> The exercise
Each line that holds the string "name" counts once; say how many such lines there are and add nothing.

> Given information

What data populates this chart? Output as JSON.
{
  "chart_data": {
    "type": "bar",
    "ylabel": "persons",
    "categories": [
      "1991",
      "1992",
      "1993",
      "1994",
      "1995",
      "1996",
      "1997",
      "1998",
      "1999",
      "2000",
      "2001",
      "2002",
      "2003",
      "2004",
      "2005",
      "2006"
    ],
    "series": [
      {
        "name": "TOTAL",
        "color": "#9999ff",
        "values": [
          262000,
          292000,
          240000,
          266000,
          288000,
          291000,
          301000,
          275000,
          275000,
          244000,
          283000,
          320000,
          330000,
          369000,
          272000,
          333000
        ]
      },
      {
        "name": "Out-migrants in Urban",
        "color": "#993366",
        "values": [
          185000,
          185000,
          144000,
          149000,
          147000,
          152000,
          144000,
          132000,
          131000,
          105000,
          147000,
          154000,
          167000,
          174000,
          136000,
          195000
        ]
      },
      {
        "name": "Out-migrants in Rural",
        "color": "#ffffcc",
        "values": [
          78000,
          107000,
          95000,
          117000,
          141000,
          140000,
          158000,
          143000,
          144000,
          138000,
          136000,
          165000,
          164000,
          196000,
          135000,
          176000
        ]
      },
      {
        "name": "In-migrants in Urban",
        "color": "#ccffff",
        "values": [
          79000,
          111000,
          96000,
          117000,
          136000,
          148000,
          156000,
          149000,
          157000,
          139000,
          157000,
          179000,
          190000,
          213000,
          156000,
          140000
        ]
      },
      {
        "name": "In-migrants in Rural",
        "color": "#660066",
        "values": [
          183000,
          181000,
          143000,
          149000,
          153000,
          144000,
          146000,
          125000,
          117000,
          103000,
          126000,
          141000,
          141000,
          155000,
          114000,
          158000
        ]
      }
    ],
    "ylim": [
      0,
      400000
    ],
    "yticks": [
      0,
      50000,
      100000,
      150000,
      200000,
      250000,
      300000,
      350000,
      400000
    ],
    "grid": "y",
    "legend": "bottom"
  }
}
...
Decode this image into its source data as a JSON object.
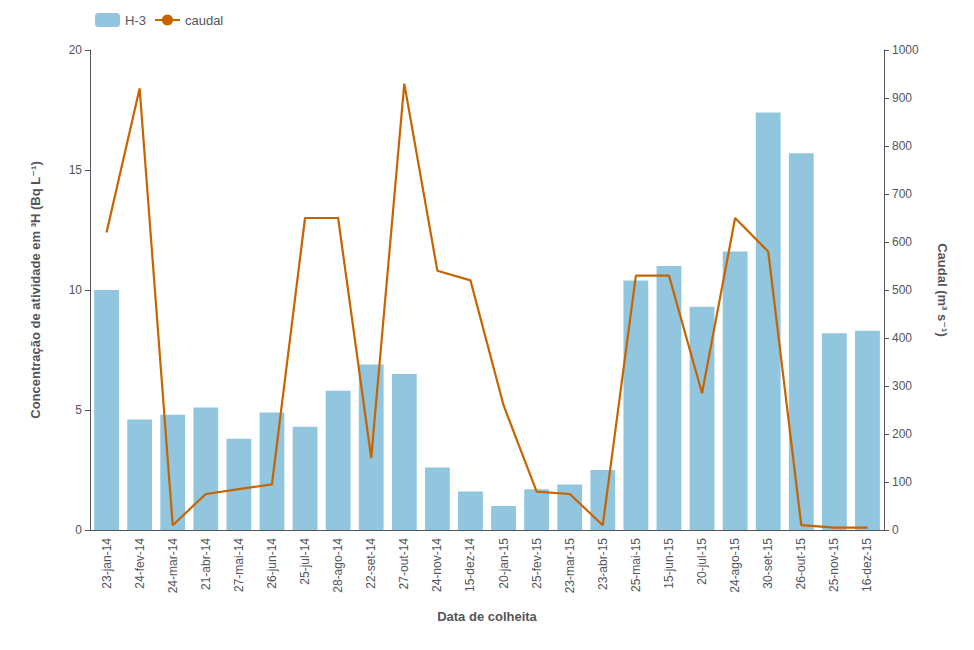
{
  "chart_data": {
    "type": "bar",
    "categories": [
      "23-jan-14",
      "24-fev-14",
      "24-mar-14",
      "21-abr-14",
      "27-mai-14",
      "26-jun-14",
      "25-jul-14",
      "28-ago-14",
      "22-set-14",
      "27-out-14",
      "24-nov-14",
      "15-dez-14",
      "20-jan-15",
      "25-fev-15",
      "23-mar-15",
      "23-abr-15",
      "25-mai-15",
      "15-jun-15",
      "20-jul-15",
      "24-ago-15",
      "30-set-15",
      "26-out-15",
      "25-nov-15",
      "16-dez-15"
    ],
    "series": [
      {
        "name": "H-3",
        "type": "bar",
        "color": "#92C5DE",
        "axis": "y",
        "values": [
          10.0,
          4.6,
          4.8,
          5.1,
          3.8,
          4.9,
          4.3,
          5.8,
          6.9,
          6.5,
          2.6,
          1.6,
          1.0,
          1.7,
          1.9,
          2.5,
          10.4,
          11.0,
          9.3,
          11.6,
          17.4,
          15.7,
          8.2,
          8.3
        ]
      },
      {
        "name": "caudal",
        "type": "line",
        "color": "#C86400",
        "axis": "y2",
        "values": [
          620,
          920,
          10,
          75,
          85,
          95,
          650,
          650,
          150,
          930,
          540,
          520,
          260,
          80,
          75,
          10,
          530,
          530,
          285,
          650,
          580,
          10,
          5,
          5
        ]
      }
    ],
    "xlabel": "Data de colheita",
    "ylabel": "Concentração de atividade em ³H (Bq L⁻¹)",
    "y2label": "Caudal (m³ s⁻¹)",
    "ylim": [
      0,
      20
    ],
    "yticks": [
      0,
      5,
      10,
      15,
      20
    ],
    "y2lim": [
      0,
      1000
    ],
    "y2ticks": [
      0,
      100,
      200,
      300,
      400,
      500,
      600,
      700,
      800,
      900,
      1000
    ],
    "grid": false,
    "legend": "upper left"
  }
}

> Solution below
7